• [Complete the following]:
1 - Check (a), (b) and (c) against the home theater text. For each, answer yes or no and quote the exact words from the text that decide it.
(a) The projector was put in an adjacent room to keep the theater space quieter and cooler.
(b) The fireplace was used often before it was removed for the screen wall.
(c) The Holmes exhaust fan cost $40 at Target.
2 - Please reproduce word for word everything in the home theater text from "The old treatments" down to "the green mortar.".

Excerpt to read START

This project was started because my theater space wasn't good enough for sound. I also decided to improve the already dark space by using black velvet for the walls and ceiling to make it even darker than it already was. I reconfigured the room so that I could put the projector in an adjacent room to keep the theater space quieter and cooler.

The old treatments have been removed here and a hole cut in the wall for the projection chamber. The bi-fold door and frame for the pocket door wait to be installed.











I never used my fireplace once, so sacrificing it for the new screen wall was a no-brainer. Note that the home builder must have been Irish, the only explanation for the green mortar.



The pocket door and projection chamber frame are in.




A 2x4 framework goes up for the sound treatments and velvet.





Goodbye fireplace. I barely knew you.



The projection chamber takes shape in the other room.



The right surround speaker (GoldenEar Invisa 650).



Glass block windows 7" deep are filled with insulation, joining other insulation for dampening low frequency sounds.



The projection chamber opens up into a dead space in the middle of the house, which in turn will become an exhaust for hot air and sound into the basement.




The Holmes exhaust fan has two fans that can be turned off independently, and whose air flow can be reversed. It's thermostatically controlled (for going on when temps hit 60, 65, 70, 75, or 80 degrees) - $40 at Target.

Excerpt to read END
Extracted material START

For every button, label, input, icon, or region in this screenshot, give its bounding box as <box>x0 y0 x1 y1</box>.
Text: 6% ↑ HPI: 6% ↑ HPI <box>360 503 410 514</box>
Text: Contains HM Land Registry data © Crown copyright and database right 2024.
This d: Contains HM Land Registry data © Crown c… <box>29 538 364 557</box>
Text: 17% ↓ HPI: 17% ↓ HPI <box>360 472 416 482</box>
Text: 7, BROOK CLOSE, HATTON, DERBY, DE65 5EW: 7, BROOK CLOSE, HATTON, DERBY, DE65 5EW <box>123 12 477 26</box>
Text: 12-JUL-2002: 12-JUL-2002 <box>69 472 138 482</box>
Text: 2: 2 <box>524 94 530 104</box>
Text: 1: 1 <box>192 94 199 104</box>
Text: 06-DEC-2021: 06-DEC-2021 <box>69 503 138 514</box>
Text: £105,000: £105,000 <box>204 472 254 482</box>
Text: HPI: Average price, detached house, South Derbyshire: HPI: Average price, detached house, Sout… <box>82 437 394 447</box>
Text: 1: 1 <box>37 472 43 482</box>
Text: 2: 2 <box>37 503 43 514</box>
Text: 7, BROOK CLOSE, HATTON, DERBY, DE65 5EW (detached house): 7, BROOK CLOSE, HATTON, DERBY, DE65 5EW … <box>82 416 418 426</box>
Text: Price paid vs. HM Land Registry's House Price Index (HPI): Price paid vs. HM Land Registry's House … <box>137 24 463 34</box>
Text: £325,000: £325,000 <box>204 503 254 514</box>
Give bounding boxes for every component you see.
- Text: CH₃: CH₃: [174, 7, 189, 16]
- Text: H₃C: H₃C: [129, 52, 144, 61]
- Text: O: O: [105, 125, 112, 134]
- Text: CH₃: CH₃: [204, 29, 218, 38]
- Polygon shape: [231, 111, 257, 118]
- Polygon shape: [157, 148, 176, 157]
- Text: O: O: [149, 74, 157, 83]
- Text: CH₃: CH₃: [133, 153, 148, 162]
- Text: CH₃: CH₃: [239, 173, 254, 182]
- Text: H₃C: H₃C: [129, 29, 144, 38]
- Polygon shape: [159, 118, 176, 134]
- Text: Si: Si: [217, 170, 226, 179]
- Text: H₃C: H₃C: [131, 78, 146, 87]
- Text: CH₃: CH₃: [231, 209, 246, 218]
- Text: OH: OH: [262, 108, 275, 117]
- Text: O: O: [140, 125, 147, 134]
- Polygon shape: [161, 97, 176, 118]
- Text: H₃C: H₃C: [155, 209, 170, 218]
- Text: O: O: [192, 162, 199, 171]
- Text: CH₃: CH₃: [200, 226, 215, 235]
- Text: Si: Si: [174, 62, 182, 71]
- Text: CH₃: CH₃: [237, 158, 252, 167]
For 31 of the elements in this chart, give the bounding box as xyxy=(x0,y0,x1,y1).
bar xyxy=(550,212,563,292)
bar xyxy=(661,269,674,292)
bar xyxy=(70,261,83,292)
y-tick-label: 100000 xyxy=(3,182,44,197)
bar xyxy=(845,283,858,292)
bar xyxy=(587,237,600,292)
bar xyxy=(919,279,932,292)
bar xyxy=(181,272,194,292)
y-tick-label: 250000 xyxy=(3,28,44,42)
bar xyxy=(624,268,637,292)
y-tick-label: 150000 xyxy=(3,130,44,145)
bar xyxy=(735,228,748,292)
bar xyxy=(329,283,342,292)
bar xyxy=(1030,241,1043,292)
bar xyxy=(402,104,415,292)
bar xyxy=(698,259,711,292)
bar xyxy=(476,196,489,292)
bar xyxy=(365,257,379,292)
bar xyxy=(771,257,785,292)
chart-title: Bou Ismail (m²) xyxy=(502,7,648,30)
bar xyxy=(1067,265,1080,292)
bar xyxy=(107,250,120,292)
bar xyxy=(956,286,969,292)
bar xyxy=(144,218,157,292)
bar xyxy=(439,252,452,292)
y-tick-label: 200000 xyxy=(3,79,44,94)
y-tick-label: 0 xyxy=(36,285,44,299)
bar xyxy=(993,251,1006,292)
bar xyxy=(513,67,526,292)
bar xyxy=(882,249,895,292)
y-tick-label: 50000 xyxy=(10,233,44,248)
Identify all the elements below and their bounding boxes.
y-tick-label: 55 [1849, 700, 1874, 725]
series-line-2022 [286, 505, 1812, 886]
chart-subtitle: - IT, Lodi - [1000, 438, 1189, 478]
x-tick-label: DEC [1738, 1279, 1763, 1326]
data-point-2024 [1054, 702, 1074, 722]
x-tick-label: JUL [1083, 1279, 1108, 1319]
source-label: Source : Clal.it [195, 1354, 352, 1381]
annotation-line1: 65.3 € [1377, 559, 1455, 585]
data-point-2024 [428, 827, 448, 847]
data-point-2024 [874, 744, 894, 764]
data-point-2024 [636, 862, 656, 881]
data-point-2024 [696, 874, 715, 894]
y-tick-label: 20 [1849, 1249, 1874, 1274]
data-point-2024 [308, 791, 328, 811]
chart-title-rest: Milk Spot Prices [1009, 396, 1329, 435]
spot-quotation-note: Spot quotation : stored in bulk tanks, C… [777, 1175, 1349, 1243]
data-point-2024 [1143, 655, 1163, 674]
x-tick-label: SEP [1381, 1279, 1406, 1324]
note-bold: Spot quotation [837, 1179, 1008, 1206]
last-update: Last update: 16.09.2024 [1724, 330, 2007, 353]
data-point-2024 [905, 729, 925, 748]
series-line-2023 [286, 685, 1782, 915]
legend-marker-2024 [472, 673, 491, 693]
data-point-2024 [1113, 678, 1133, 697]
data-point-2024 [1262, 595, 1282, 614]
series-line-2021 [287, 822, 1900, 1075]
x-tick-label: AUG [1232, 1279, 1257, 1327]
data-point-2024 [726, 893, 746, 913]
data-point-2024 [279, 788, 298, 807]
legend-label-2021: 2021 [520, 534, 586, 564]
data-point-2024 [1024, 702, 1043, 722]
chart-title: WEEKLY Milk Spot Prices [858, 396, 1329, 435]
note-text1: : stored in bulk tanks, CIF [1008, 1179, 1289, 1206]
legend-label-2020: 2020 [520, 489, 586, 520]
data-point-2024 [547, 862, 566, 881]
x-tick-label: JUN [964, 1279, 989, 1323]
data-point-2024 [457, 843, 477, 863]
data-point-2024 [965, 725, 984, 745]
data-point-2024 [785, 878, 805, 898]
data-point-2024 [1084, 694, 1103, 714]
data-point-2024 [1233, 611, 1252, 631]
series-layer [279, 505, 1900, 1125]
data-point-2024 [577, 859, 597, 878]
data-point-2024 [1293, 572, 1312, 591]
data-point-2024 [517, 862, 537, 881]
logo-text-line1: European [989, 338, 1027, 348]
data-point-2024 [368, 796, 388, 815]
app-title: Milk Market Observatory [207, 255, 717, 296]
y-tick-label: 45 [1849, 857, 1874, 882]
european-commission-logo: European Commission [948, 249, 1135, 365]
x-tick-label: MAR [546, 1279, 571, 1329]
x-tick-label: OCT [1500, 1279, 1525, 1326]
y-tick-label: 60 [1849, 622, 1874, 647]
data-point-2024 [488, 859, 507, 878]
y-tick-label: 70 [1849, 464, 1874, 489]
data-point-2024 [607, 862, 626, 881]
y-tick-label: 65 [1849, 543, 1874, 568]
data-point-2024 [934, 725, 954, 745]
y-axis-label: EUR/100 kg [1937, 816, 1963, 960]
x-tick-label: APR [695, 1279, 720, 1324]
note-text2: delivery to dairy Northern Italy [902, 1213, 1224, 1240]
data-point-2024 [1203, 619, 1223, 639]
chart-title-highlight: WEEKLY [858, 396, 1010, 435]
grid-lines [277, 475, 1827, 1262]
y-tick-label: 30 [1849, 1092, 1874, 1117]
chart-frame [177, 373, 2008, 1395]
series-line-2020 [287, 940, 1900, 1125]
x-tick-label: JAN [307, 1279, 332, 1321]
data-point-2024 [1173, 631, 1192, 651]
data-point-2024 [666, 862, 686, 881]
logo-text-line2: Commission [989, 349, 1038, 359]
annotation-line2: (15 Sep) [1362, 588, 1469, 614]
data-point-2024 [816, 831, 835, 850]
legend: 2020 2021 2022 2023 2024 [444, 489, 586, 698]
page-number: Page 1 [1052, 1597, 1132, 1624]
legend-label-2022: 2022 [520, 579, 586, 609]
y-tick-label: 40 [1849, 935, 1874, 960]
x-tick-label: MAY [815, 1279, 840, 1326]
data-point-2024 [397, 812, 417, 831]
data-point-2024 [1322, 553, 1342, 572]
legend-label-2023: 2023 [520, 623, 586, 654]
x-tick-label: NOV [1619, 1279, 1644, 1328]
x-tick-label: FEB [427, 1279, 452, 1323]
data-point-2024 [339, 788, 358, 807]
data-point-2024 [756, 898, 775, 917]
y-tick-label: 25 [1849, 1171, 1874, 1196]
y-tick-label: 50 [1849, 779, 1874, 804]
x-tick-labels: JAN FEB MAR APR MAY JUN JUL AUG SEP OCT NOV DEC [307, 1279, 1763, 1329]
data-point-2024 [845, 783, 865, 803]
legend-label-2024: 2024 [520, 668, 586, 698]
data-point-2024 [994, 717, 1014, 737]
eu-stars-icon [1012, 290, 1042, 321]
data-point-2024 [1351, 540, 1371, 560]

Extracted material END

• [Response list]:
1 -
(a) Yes: "I reconfigured the room so that I could put the projector in an adjacent room to keep the theater space quieter and cooler."
(b) No: "I never used my fireplace once"
(c) Yes: "$40 at Target."

2 -
The old treatments have been removed here and a hole cut in the wall for the projection chamber. The bi-fold door and frame for the pocket door wait to be installed.











I never used my fireplace once, so sacrificing it for the new screen wall was a no-brainer. Note that the home builder must have been Irish, the only explanation for the green mortar.